Report, from the records below, every line where the word "Vorspann" appears.

Provided information -
+ + + + +

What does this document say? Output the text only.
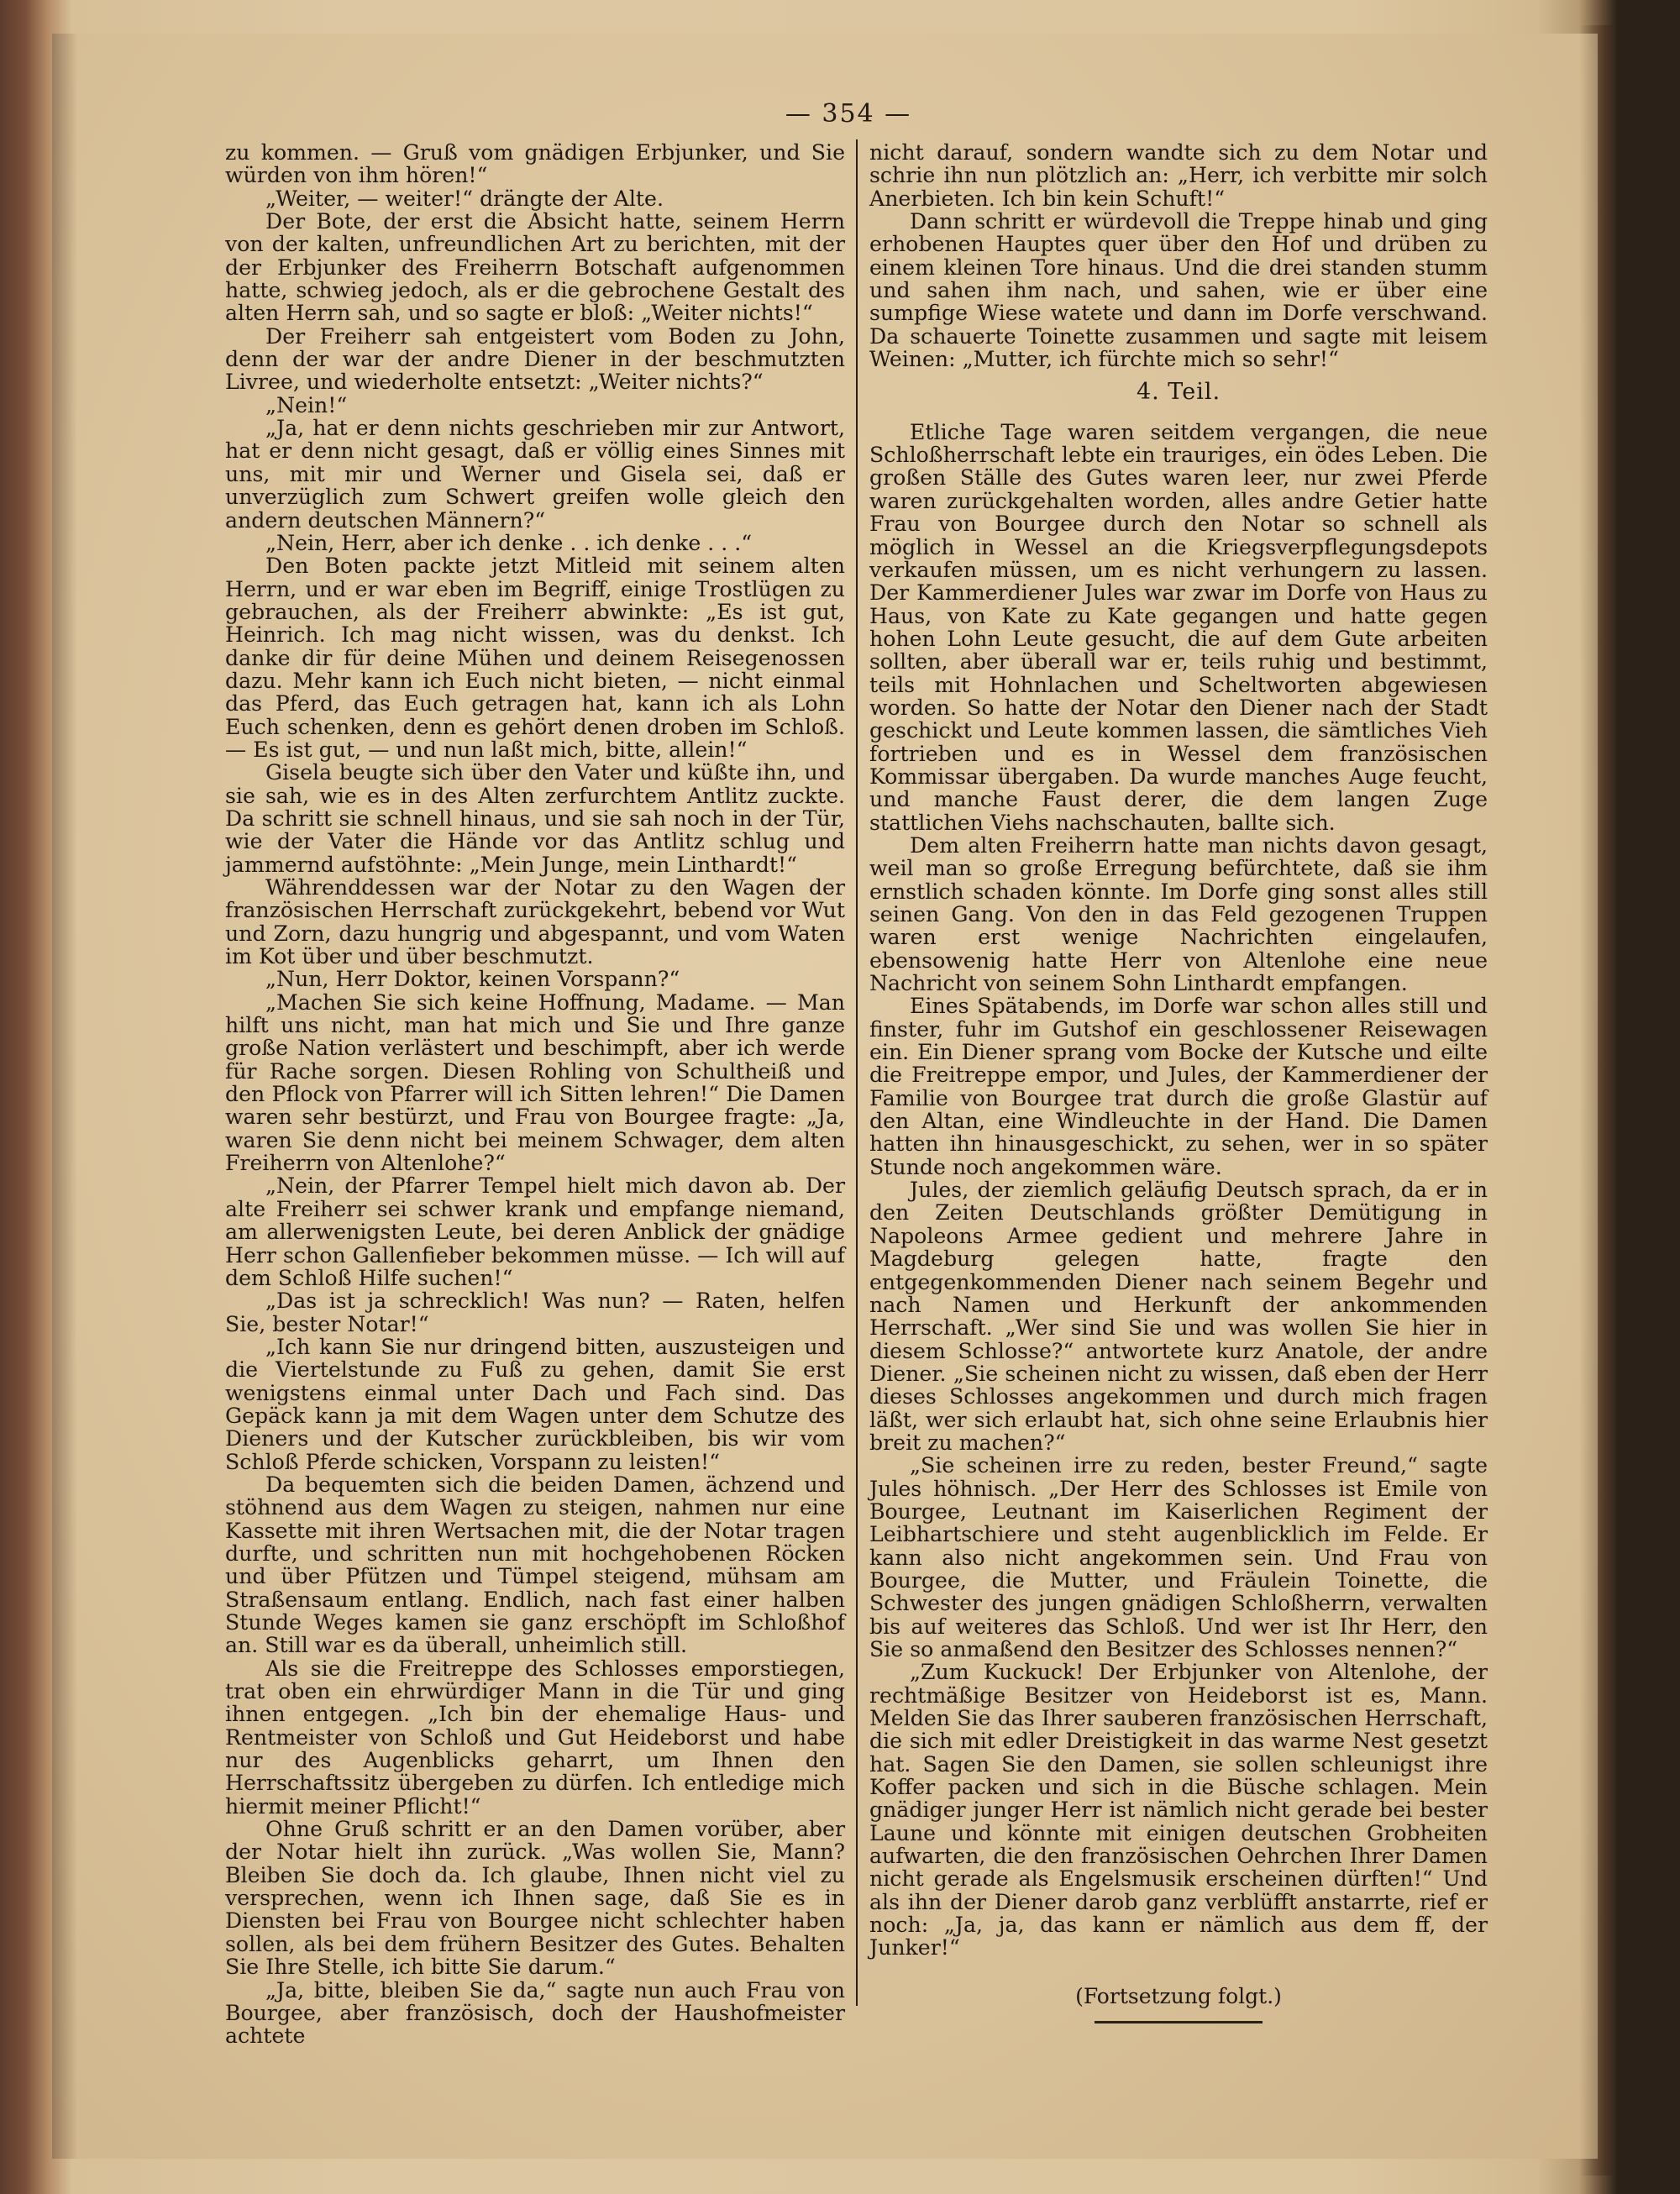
— 354 —

zu kommen. — Gruß vom gnädigen Erbjunker, und Sie würden von ihm hören!“

„Weiter, — weiter!“ drängte der Alte.

Der Bote, der erst die Absicht hatte, seinem Herrn von der kalten, unfreundlichen Art zu berichten, mit der der Erbjunker des Freiherrn Botschaft aufgenommen hatte, schwieg jedoch, als er die gebrochene Gestalt des alten Herrn sah, und so sagte er bloß: „Weiter nichts!“

Der Freiherr sah entgeistert vom Boden zu John, denn der war der andre Diener in der beschmutzten Livree, und wiederholte entsetzt: „Weiter nichts?“

„Nein!“

„Ja, hat er denn nichts geschrieben mir zur Antwort, hat er denn nicht gesagt, daß er völlig eines Sinnes mit uns, mit mir und Werner und Gisela sei, daß er unverzüglich zum Schwert greifen wolle gleich den andern deutschen Männern?“

„Nein, Herr, aber ich denke . . ich denke . . .“

Den Boten packte jetzt Mitleid mit seinem alten Herrn, und er war eben im Begriff, einige Trostlügen zu gebrauchen, als der Freiherr abwinkte: „Es ist gut, Heinrich. Ich mag nicht wissen, was du denkst. Ich danke dir für deine Mühen und deinem Reisegenossen dazu. Mehr kann ich Euch nicht bieten, — nicht einmal das Pferd, das Euch getragen hat, kann ich als Lohn Euch schenken, denn es gehört denen droben im Schloß. — Es ist gut, — und nun laßt mich, bitte, allein!“

Gisela beugte sich über den Vater und küßte ihn, und sie sah, wie es in des Alten zerfurchtem Antlitz zuckte. Da schritt sie schnell hinaus, und sie sah noch in der Tür, wie der Vater die Hände vor das Antlitz schlug und jammernd aufstöhnte: „Mein Junge, mein Linthardt!“

Währenddessen war der Notar zu den Wagen der französischen Herrschaft zurückgekehrt, bebend vor Wut und Zorn, dazu hungrig und abgespannt, und vom Waten im Kot über und über beschmutzt.

„Nun, Herr Doktor, keinen Vorspann?“

„Machen Sie sich keine Hoffnung, Madame. — Man hilft uns nicht, man hat mich und Sie und Ihre ganze große Nation verlästert und beschimpft, aber ich werde für Rache sorgen. Diesen Rohling von Schultheiß und den Pflock von Pfarrer will ich Sitten lehren!“ Die Damen waren sehr bestürzt, und Frau von Bourgee fragte: „Ja, waren Sie denn nicht bei meinem Schwager, dem alten Freiherrn von Altenlohe?“

„Nein, der Pfarrer Tempel hielt mich davon ab. Der alte Freiherr sei schwer krank und empfange niemand, am allerwenigsten Leute, bei deren Anblick der gnädige Herr schon Gallenfieber bekommen müsse. — Ich will auf dem Schloß Hilfe suchen!“

„Das ist ja schrecklich! Was nun? — Raten, helfen Sie, bester Notar!“

„Ich kann Sie nur dringend bitten, auszusteigen und die Viertelstunde zu Fuß zu gehen, damit Sie erst wenigstens einmal unter Dach und Fach sind. Das Gepäck kann ja mit dem Wagen unter dem Schutze des Dieners und der Kutscher zurückbleiben, bis wir vom Schloß Pferde schicken, Vorspann zu leisten!“

Da bequemten sich die beiden Damen, ächzend und stöhnend aus dem Wagen zu steigen, nahmen nur eine Kassette mit ihren Wertsachen mit, die der Notar tragen durfte, und schritten nun mit hochgehobenen Röcken und über Pfützen und Tümpel steigend, mühsam am Straßensaum entlang. Endlich, nach fast einer halben Stunde Weges kamen sie ganz erschöpft im Schloßhof an. Still war es da überall, unheimlich still.

Als sie die Freitreppe des Schlosses emporstiegen, trat oben ein ehrwürdiger Mann in die Tür und ging ihnen entgegen. „Ich bin der ehemalige Haus- und Rentmeister von Schloß und Gut Heideborst und habe nur des Augenblicks geharrt, um Ihnen den Herrschaftssitz übergeben zu dürfen. Ich entledige mich hiermit meiner Pflicht!“

Ohne Gruß schritt er an den Damen vorüber, aber der Notar hielt ihn zurück. „Was wollen Sie, Mann? Bleiben Sie doch da. Ich glaube, Ihnen nicht viel zu versprechen, wenn ich Ihnen sage, daß Sie es in Diensten bei Frau von Bourgee nicht schlechter haben sollen, als bei dem frühern Besitzer des Gutes. Behalten Sie Ihre Stelle, ich bitte Sie darum.“

„Ja, bitte, bleiben Sie da,“ sagte nun auch Frau von Bourgee, aber französisch, doch der Haushofmeister achtete

nicht darauf, sondern wandte sich zu dem Notar und schrie ihn nun plötzlich an: „Herr, ich verbitte mir solch Anerbieten. Ich bin kein Schuft!“

Dann schritt er würdevoll die Treppe hinab und ging erhobenen Hauptes quer über den Hof und drüben zu einem kleinen Tore hinaus. Und die drei standen stumm und sahen ihm nach, und sahen, wie er über eine sumpfige Wiese watete und dann im Dorfe verschwand. Da schauerte Toinette zusammen und sagte mit leisem Weinen: „Mutter, ich fürchte mich so sehr!“

4. Teil.

Etliche Tage waren seitdem vergangen, die neue Schloßherrschaft lebte ein trauriges, ein ödes Leben. Die großen Ställe des Gutes waren leer, nur zwei Pferde waren zurückgehalten worden, alles andre Getier hatte Frau von Bourgee durch den Notar so schnell als möglich in Wessel an die Kriegsverpflegungsdepots verkaufen müssen, um es nicht verhungern zu lassen. Der Kammerdiener Jules war zwar im Dorfe von Haus zu Haus, von Kate zu Kate gegangen und hatte gegen hohen Lohn Leute gesucht, die auf dem Gute arbeiten sollten, aber überall war er, teils ruhig und bestimmt, teils mit Hohnlachen und Scheltworten abgewiesen worden. So hatte der Notar den Diener nach der Stadt geschickt und Leute kommen lassen, die sämtliches Vieh fortrieben und es in Wessel dem französischen Kommissar übergaben. Da wurde manches Auge feucht, und manche Faust derer, die dem langen Zuge stattlichen Viehs nachschauten, ballte sich.

Dem alten Freiherrn hatte man nichts davon gesagt, weil man so große Erregung befürchtete, daß sie ihm ernstlich schaden könnte. Im Dorfe ging sonst alles still seinen Gang. Von den in das Feld gezogenen Truppen waren erst wenige Nachrichten eingelaufen, ebensowenig hatte Herr von Altenlohe eine neue Nachricht von seinem Sohn Linthardt empfangen.

Eines Spätabends, im Dorfe war schon alles still und finster, fuhr im Gutshof ein geschlossener Reisewagen ein. Ein Diener sprang vom Bocke der Kutsche und eilte die Freitreppe empor, und Jules, der Kammerdiener der Familie von Bourgee trat durch die große Glastür auf den Altan, eine Windleuchte in der Hand. Die Damen hatten ihn hinausgeschickt, zu sehen, wer in so später Stunde noch angekommen wäre.

Jules, der ziemlich geläufig Deutsch sprach, da er in den Zeiten Deutschlands größter Demütigung in Napoleons Armee gedient und mehrere Jahre in Magdeburg gelegen hatte, fragte den entgegenkommenden Diener nach seinem Begehr und nach Namen und Herkunft der ankommenden Herrschaft. „Wer sind Sie und was wollen Sie hier in diesem Schlosse?“ antwortete kurz Anatole, der andre Diener. „Sie scheinen nicht zu wissen, daß eben der Herr dieses Schlosses angekommen und durch mich fragen läßt, wer sich erlaubt hat, sich ohne seine Erlaubnis hier breit zu machen?“

„Sie scheinen irre zu reden, bester Freund,“ sagte Jules höhnisch. „Der Herr des Schlosses ist Emile von Bourgee, Leutnant im Kaiserlichen Regiment der Leibhartschiere und steht augenblicklich im Felde. Er kann also nicht angekommen sein. Und Frau von Bourgee, die Mutter, und Fräulein Toinette, die Schwester des jungen gnädigen Schloßherrn, verwalten bis auf weiteres das Schloß. Und wer ist Ihr Herr, den Sie so anmaßend den Besitzer des Schlosses nennen?“

„Zum Kuckuck! Der Erbjunker von Altenlohe, der rechtmäßige Besitzer von Heideborst ist es, Mann. Melden Sie das Ihrer sauberen französischen Herrschaft, die sich mit edler Dreistigkeit in das warme Nest gesetzt hat. Sagen Sie den Damen, sie sollen schleunigst ihre Koffer packen und sich in die Büsche schlagen. Mein gnädiger junger Herr ist nämlich nicht gerade bei bester Laune und könnte mit einigen deutschen Grobheiten aufwarten, die den französischen Oehrchen Ihrer Damen nicht gerade als Engelsmusik erscheinen dürften!“ Und als ihn der Diener darob ganz verblüfft anstarrte, rief er noch: „Ja, ja, das kann er nämlich aus dem ff, der Junker!“

(Fortsetzung folgt.)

+ + + + +

Written answer -
„Nun, Herr Doktor, keinen Vorspann?“
„Ich kann Sie nur dringend bitten, auszusteigen und die Viertelstunde zu Fuß zu gehen, damit Sie erst wenigstens einmal unter Dach und Fach sind. Das Gepäck kann ja mit dem Wagen unter dem Schutze des Dieners und der Kutscher zurückbleiben, bis wir vom Schloß Pferde schicken, Vorspann zu leisten!“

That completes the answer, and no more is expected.